* To be done
Reproduce each line from the records that holds "ffffff".

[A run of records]

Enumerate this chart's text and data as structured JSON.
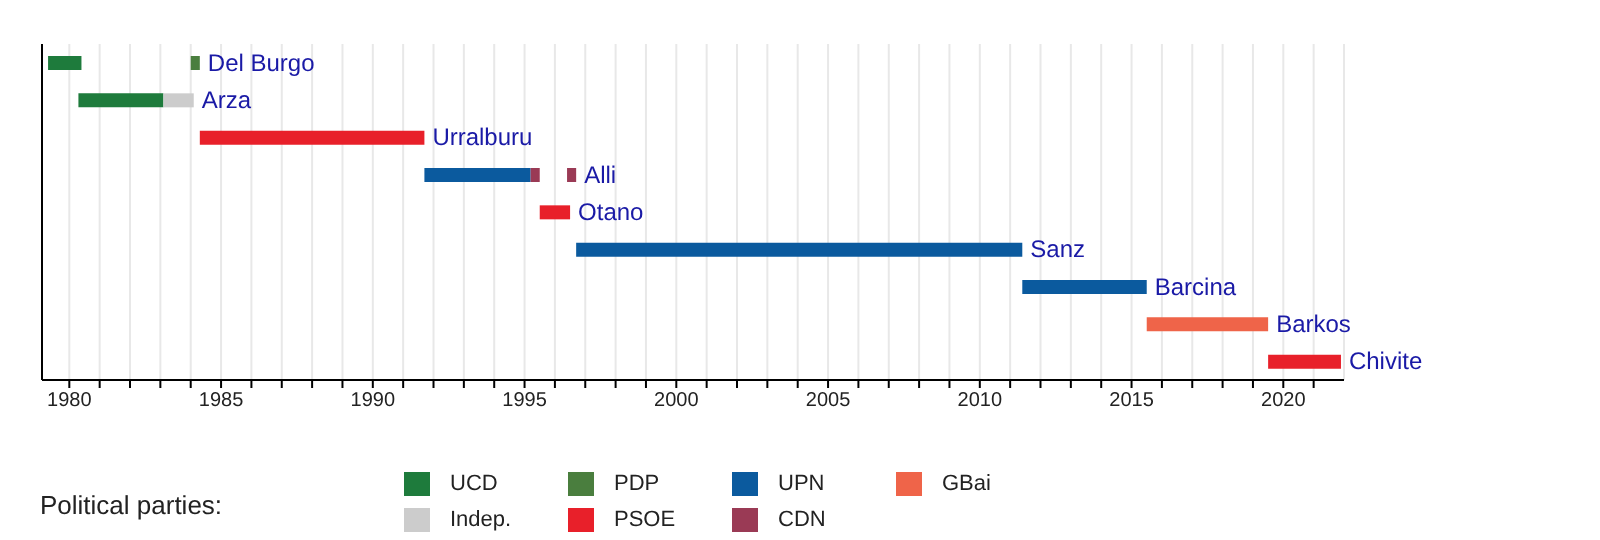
{
  "chart_data": {
    "type": "bar",
    "orientation": "horizontal",
    "legend_title": "Political parties:",
    "categories": [
      "Del Burgo",
      "Arza",
      "Urralburu",
      "Alli",
      "Otano",
      "Sanz",
      "Barcina",
      "Barkos",
      "Chivite"
    ],
    "xlim": [
      1979.1,
      2022
    ],
    "xticks": [
      1980,
      {
        "value": 1981,
        "label": null
      },
      {
        "value": 1982,
        "label": null
      },
      {
        "value": 1983,
        "label": null
      },
      {
        "value": 1984,
        "label": null
      },
      1985,
      {
        "value": 1986,
        "label": null
      },
      {
        "value": 1987,
        "label": null
      },
      {
        "value": 1988,
        "label": null
      },
      {
        "value": 1989,
        "label": null
      },
      1990,
      {
        "value": 1991,
        "label": null
      },
      {
        "value": 1992,
        "label": null
      },
      {
        "value": 1993,
        "label": null
      },
      {
        "value": 1994,
        "label": null
      },
      1995,
      {
        "value": 1996,
        "label": null
      },
      {
        "value": 1997,
        "label": null
      },
      {
        "value": 1998,
        "label": null
      },
      {
        "value": 1999,
        "label": null
      },
      2000,
      {
        "value": 2001,
        "label": null
      },
      {
        "value": 2002,
        "label": null
      },
      {
        "value": 2003,
        "label": null
      },
      {
        "value": 2004,
        "label": null
      },
      2005,
      {
        "value": 2006,
        "label": null
      },
      {
        "value": 2007,
        "label": null
      },
      {
        "value": 2008,
        "label": null
      },
      {
        "value": 2009,
        "label": null
      },
      2010,
      {
        "value": 2011,
        "label": null
      },
      {
        "value": 2012,
        "label": null
      },
      {
        "value": 2013,
        "label": null
      },
      {
        "value": 2014,
        "label": null
      },
      2015,
      {
        "value": 2016,
        "label": null
      },
      {
        "value": 2017,
        "label": null
      },
      {
        "value": 2018,
        "label": null
      },
      {
        "value": 2019,
        "label": null
      },
      2020,
      {
        "value": 2021,
        "label": null
      }
    ],
    "grid": "x",
    "legend": "bottom",
    "tick_labels": "x",
    "series": [
      {
        "name": "UCD",
        "color": "#1e7b3c",
        "base": [
          1979.3,
          1980.3,
          null,
          null,
          null,
          null,
          null,
          null,
          null
        ],
        "values": [
          1.1,
          2.8,
          null,
          null,
          null,
          null,
          null,
          null,
          null
        ]
      },
      {
        "name": "Indep.",
        "color": "#cccccc",
        "base": [
          null,
          1983.1,
          null,
          null,
          null,
          null,
          null,
          null,
          null
        ],
        "values": [
          null,
          1.0,
          null,
          null,
          null,
          null,
          null,
          null,
          null
        ]
      },
      {
        "name": "PDP",
        "color": "#4a7e3e",
        "base": [
          1984.0,
          null,
          null,
          null,
          null,
          null,
          null,
          null,
          null
        ],
        "values": [
          0.3,
          null,
          null,
          null,
          null,
          null,
          null,
          null,
          null
        ]
      },
      {
        "name": "PSOE",
        "color": "#e8202a",
        "base": [
          null,
          null,
          1984.3,
          null,
          1995.5,
          null,
          null,
          null,
          2019.5
        ],
        "values": [
          null,
          null,
          7.4,
          null,
          1.0,
          null,
          null,
          null,
          2.4
        ]
      },
      {
        "name": "UPN",
        "color": "#0b5a9e",
        "base": [
          null,
          null,
          null,
          1991.7,
          null,
          1996.7,
          2011.4,
          null,
          null
        ],
        "values": [
          null,
          null,
          null,
          3.5,
          null,
          14.7,
          4.1,
          null,
          null
        ]
      },
      {
        "name": "CDN",
        "color": "#9a3a55",
        "base": [
          null,
          null,
          null,
          1995.2,
          null,
          null,
          null,
          null,
          null
        ],
        "values": [
          null,
          null,
          null,
          0.3,
          null,
          null,
          null,
          null,
          null
        ]
      },
      {
        "name": "GBai",
        "color": "#ef6449",
        "base": [
          null,
          null,
          null,
          null,
          null,
          null,
          null,
          2015.5,
          null
        ],
        "values": [
          null,
          null,
          null,
          null,
          null,
          null,
          null,
          4.0,
          null
        ]
      },
      {
        "color": "#9a3a55",
        "base": [
          null,
          null,
          null,
          1996.4,
          null,
          null,
          null,
          null,
          null
        ],
        "values": [
          null,
          null,
          null,
          0.3,
          null,
          null,
          null,
          null,
          null
        ]
      }
    ]
  }
}
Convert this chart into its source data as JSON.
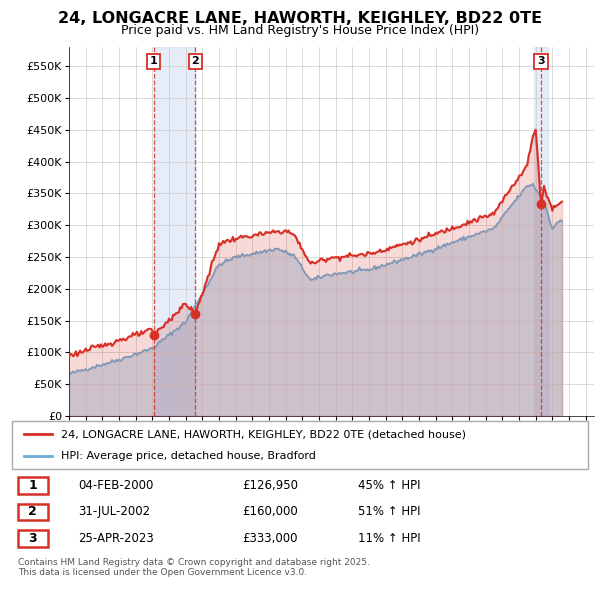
{
  "title": "24, LONGACRE LANE, HAWORTH, KEIGHLEY, BD22 0TE",
  "subtitle": "Price paid vs. HM Land Registry's House Price Index (HPI)",
  "hpi_color": "#6baed6",
  "property_color": "#d73027",
  "background_color": "#ffffff",
  "plot_bg_color": "#ffffff",
  "grid_color": "#cccccc",
  "ylim": [
    0,
    580000
  ],
  "yticks": [
    0,
    50000,
    100000,
    150000,
    200000,
    250000,
    300000,
    350000,
    400000,
    450000,
    500000,
    550000
  ],
  "ytick_labels": [
    "£0",
    "£50K",
    "£100K",
    "£150K",
    "£200K",
    "£250K",
    "£300K",
    "£350K",
    "£400K",
    "£450K",
    "£500K",
    "£550K"
  ],
  "xlim_start": 1995.0,
  "xlim_end": 2026.5,
  "xticks": [
    1995,
    1996,
    1997,
    1998,
    1999,
    2000,
    2001,
    2002,
    2003,
    2004,
    2005,
    2006,
    2007,
    2008,
    2009,
    2010,
    2011,
    2012,
    2013,
    2014,
    2015,
    2016,
    2017,
    2018,
    2019,
    2020,
    2021,
    2022,
    2023,
    2024,
    2025,
    2026
  ],
  "sale_points": [
    {
      "year": 2000.09,
      "price": 126950,
      "label": "1"
    },
    {
      "year": 2002.58,
      "price": 160000,
      "label": "2"
    },
    {
      "year": 2023.32,
      "price": 333000,
      "label": "3"
    }
  ],
  "sale_vlines": [
    {
      "year": 2000.09,
      "label": "1"
    },
    {
      "year": 2002.58,
      "label": "2"
    },
    {
      "year": 2023.32,
      "label": "3"
    }
  ],
  "vspan1_x0": 2000.09,
  "vspan1_x1": 2002.58,
  "vspan2_x0": 2022.9,
  "vspan2_x1": 2023.75,
  "legend_entries": [
    {
      "label": "24, LONGACRE LANE, HAWORTH, KEIGHLEY, BD22 0TE (detached house)",
      "color": "#d73027"
    },
    {
      "label": "HPI: Average price, detached house, Bradford",
      "color": "#6baed6"
    }
  ],
  "table_rows": [
    {
      "num": "1",
      "date": "04-FEB-2000",
      "price": "£126,950",
      "change": "45% ↑ HPI"
    },
    {
      "num": "2",
      "date": "31-JUL-2002",
      "price": "£160,000",
      "change": "51% ↑ HPI"
    },
    {
      "num": "3",
      "date": "25-APR-2023",
      "price": "£333,000",
      "change": "11% ↑ HPI"
    }
  ],
  "footer": "Contains HM Land Registry data © Crown copyright and database right 2025.\nThis data is licensed under the Open Government Licence v3.0."
}
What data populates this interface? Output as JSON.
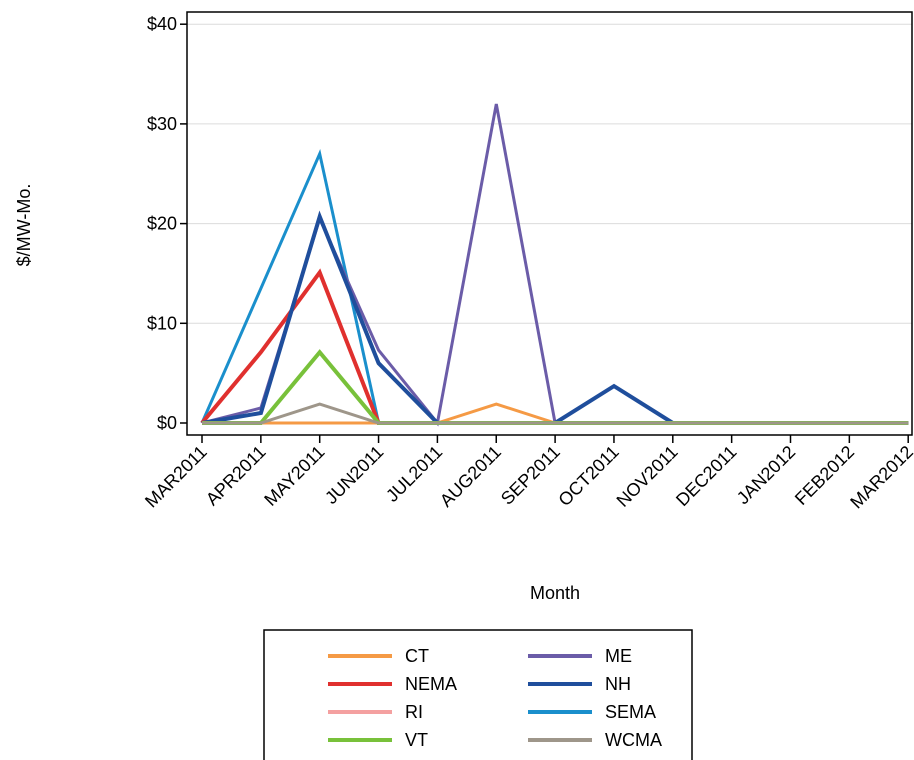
{
  "chart_data": {
    "type": "line",
    "title": "",
    "xlabel": "Month",
    "ylabel": "$/MW-Mo.",
    "categories": [
      "MAR2011",
      "APR2011",
      "MAY2011",
      "JUN2011",
      "JUL2011",
      "AUG2011",
      "SEP2011",
      "OCT2011",
      "NOV2011",
      "DEC2011",
      "JAN2012",
      "FEB2012",
      "MAR2012"
    ],
    "ylim": [
      0,
      40
    ],
    "yticks": [
      0,
      10,
      20,
      30,
      40
    ],
    "ytick_labels": [
      "$0",
      "$10",
      "$20",
      "$30",
      "$40"
    ],
    "grid": "horizontal",
    "legend_placement": "bottom-center",
    "series": [
      {
        "name": "CT",
        "color": "#f59a45",
        "width": 3,
        "values": [
          0,
          0,
          0,
          0,
          0,
          1.9,
          0,
          0,
          0,
          0,
          0,
          0,
          0
        ]
      },
      {
        "name": "ME",
        "color": "#6b5ca8",
        "width": 3,
        "values": [
          0,
          1.5,
          20.5,
          7.3,
          0,
          32,
          0,
          0,
          0,
          0,
          0,
          0,
          0
        ]
      },
      {
        "name": "NEMA",
        "color": "#e0302e",
        "width": 4,
        "values": [
          0,
          7.1,
          15.1,
          0,
          0,
          0,
          0,
          0,
          0,
          0,
          0,
          0,
          0
        ]
      },
      {
        "name": "NH",
        "color": "#1f4e9c",
        "width": 4,
        "values": [
          0,
          1.0,
          20.7,
          6.0,
          0,
          0,
          0,
          3.7,
          0,
          0,
          0,
          0,
          0
        ]
      },
      {
        "name": "RI",
        "color": "#f4a0a0",
        "width": 3,
        "values": [
          0,
          0,
          0,
          0,
          0,
          0,
          0,
          0,
          0,
          0,
          0,
          0,
          0
        ]
      },
      {
        "name": "SEMA",
        "color": "#1a8fcc",
        "width": 3,
        "values": [
          0,
          13.5,
          27,
          0,
          0,
          0,
          0,
          0,
          0,
          0,
          0,
          0,
          0
        ]
      },
      {
        "name": "VT",
        "color": "#78c13a",
        "width": 4,
        "values": [
          0,
          0,
          7.1,
          0,
          0,
          0,
          0,
          0,
          0,
          0,
          0,
          0,
          0
        ]
      },
      {
        "name": "WCMA",
        "color": "#9e968a",
        "width": 3,
        "values": [
          0,
          0,
          1.9,
          0,
          0,
          0,
          0,
          0,
          0,
          0,
          0,
          0,
          0
        ]
      }
    ],
    "draw_order": [
      "RI",
      "CT",
      "SEMA",
      "NEMA",
      "ME",
      "NH",
      "VT",
      "WCMA"
    ],
    "legend_layout": [
      [
        "CT",
        "ME"
      ],
      [
        "NEMA",
        "NH"
      ],
      [
        "RI",
        "SEMA"
      ],
      [
        "VT",
        "WCMA"
      ]
    ]
  }
}
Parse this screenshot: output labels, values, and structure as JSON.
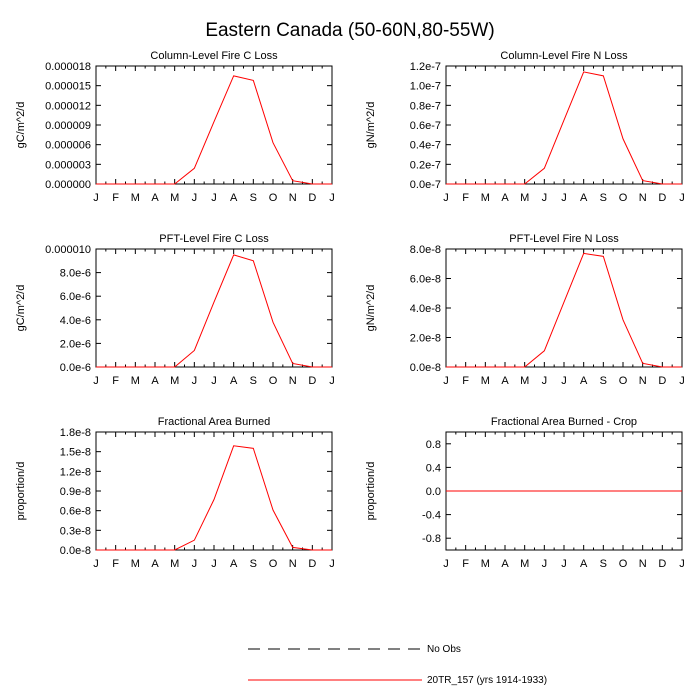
{
  "figure_title": "Eastern Canada (50-60N,80-55W)",
  "colors": {
    "model_line": "#ff0000",
    "obs_line": "#000000",
    "axis": "#000000"
  },
  "legend": {
    "no_obs": "No Obs",
    "model": "20TR_157 (yrs 1914-1933)"
  },
  "chart_data": [
    {
      "type": "line",
      "title": "Column-Level Fire C Loss",
      "xlabel": "",
      "ylabel": "gC/m^2/d",
      "categories": [
        "J",
        "F",
        "M",
        "A",
        "M",
        "J",
        "J",
        "A",
        "S",
        "O",
        "N",
        "D",
        "J"
      ],
      "ylim": [
        0,
        1.8e-05
      ],
      "yticks": [
        0,
        3e-06,
        6e-06,
        9e-06,
        1.2e-05,
        1.5e-05,
        1.8e-05
      ],
      "yticklabels": [
        "0.000000",
        "0.000003",
        "0.000006",
        "0.000009",
        "0.000012",
        "0.000015",
        "0.000018"
      ],
      "series": [
        {
          "name": "20TR_157 (yrs 1914-1933)",
          "color": "#ff0000",
          "values": [
            0,
            0,
            0,
            0,
            0,
            2.4e-06,
            9.5e-06,
            1.65e-05,
            1.58e-05,
            6.3e-06,
            5e-07,
            0,
            0
          ]
        }
      ]
    },
    {
      "type": "line",
      "title": "Column-Level Fire N Loss",
      "xlabel": "",
      "ylabel": "gN/m^2/d",
      "categories": [
        "J",
        "F",
        "M",
        "A",
        "M",
        "J",
        "J",
        "A",
        "S",
        "O",
        "N",
        "D",
        "J"
      ],
      "ylim": [
        0,
        1.2e-07
      ],
      "yticks": [
        0,
        2e-08,
        4e-08,
        6e-08,
        8e-08,
        1e-07,
        1.2e-07
      ],
      "yticklabels": [
        "0.0e-7",
        "0.2e-7",
        "0.4e-7",
        "0.6e-7",
        "0.8e-7",
        "1.0e-7",
        "1.2e-7"
      ],
      "series": [
        {
          "name": "20TR_157 (yrs 1914-1933)",
          "color": "#ff0000",
          "values": [
            0,
            0,
            0,
            0,
            0,
            1.6e-08,
            6.5e-08,
            1.14e-07,
            1.1e-07,
            4.6e-08,
            3.5e-09,
            0,
            0
          ]
        }
      ]
    },
    {
      "type": "line",
      "title": "PFT-Level Fire C Loss",
      "xlabel": "",
      "ylabel": "gC/m^2/d",
      "categories": [
        "J",
        "F",
        "M",
        "A",
        "M",
        "J",
        "J",
        "A",
        "S",
        "O",
        "N",
        "D",
        "J"
      ],
      "ylim": [
        0,
        1e-05
      ],
      "yticks": [
        0,
        2e-06,
        4e-06,
        6e-06,
        8e-06,
        1e-05
      ],
      "yticklabels": [
        "0.0e-6",
        "2.0e-6",
        "4.0e-6",
        "6.0e-6",
        "8.0e-6",
        "0.000010"
      ],
      "series": [
        {
          "name": "20TR_157 (yrs 1914-1933)",
          "color": "#ff0000",
          "values": [
            0,
            0,
            0,
            0,
            0,
            1.4e-06,
            5.5e-06,
            9.5e-06,
            9e-06,
            3.8e-06,
            3e-07,
            0,
            0
          ]
        }
      ]
    },
    {
      "type": "line",
      "title": "PFT-Level Fire N Loss",
      "xlabel": "",
      "ylabel": "gN/m^2/d",
      "categories": [
        "J",
        "F",
        "M",
        "A",
        "M",
        "J",
        "J",
        "A",
        "S",
        "O",
        "N",
        "D",
        "J"
      ],
      "ylim": [
        0,
        8e-08
      ],
      "yticks": [
        0,
        2e-08,
        4e-08,
        6e-08,
        8e-08
      ],
      "yticklabels": [
        "0.0e-8",
        "2.0e-8",
        "4.0e-8",
        "6.0e-8",
        "8.0e-8"
      ],
      "series": [
        {
          "name": "20TR_157 (yrs 1914-1933)",
          "color": "#ff0000",
          "values": [
            0,
            0,
            0,
            0,
            0,
            1.1e-08,
            4.4e-08,
            7.7e-08,
            7.5e-08,
            3.2e-08,
            2.5e-09,
            0,
            0
          ]
        }
      ]
    },
    {
      "type": "line",
      "title": "Fractional Area Burned",
      "xlabel": "",
      "ylabel": "proportion/d",
      "categories": [
        "J",
        "F",
        "M",
        "A",
        "M",
        "J",
        "J",
        "A",
        "S",
        "O",
        "N",
        "D",
        "J"
      ],
      "ylim": [
        0,
        1.8e-08
      ],
      "yticks": [
        0,
        3e-09,
        6e-09,
        9e-09,
        1.2e-08,
        1.5e-08,
        1.8e-08
      ],
      "yticklabels": [
        "0.0e-8",
        "0.3e-8",
        "0.6e-8",
        "0.9e-8",
        "1.2e-8",
        "1.5e-8",
        "1.8e-8"
      ],
      "series": [
        {
          "name": "20TR_157 (yrs 1914-1933)",
          "color": "#ff0000",
          "values": [
            0,
            0,
            0,
            0,
            0,
            1.5e-09,
            7.7e-09,
            1.59e-08,
            1.55e-08,
            6.1e-09,
            4e-10,
            0,
            0
          ]
        }
      ]
    },
    {
      "type": "line",
      "title": "Fractional Area Burned - Crop",
      "xlabel": "",
      "ylabel": "proportion/d",
      "categories": [
        "J",
        "F",
        "M",
        "A",
        "M",
        "J",
        "J",
        "A",
        "S",
        "O",
        "N",
        "D",
        "J"
      ],
      "ylim": [
        -1,
        1
      ],
      "yticks": [
        -0.8,
        -0.4,
        0,
        0.4,
        0.8
      ],
      "yticklabels": [
        "-0.8",
        "-0.4",
        "0.0",
        "0.4",
        "0.8"
      ],
      "series": [
        {
          "name": "20TR_157 (yrs 1914-1933)",
          "color": "#ff0000",
          "values": [
            0,
            0,
            0,
            0,
            0,
            0,
            0,
            0,
            0,
            0,
            0,
            0,
            0
          ]
        }
      ]
    }
  ]
}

* Task solution
  "background_color": "#ffffff",
  "plot_bg_color": "#ffffff",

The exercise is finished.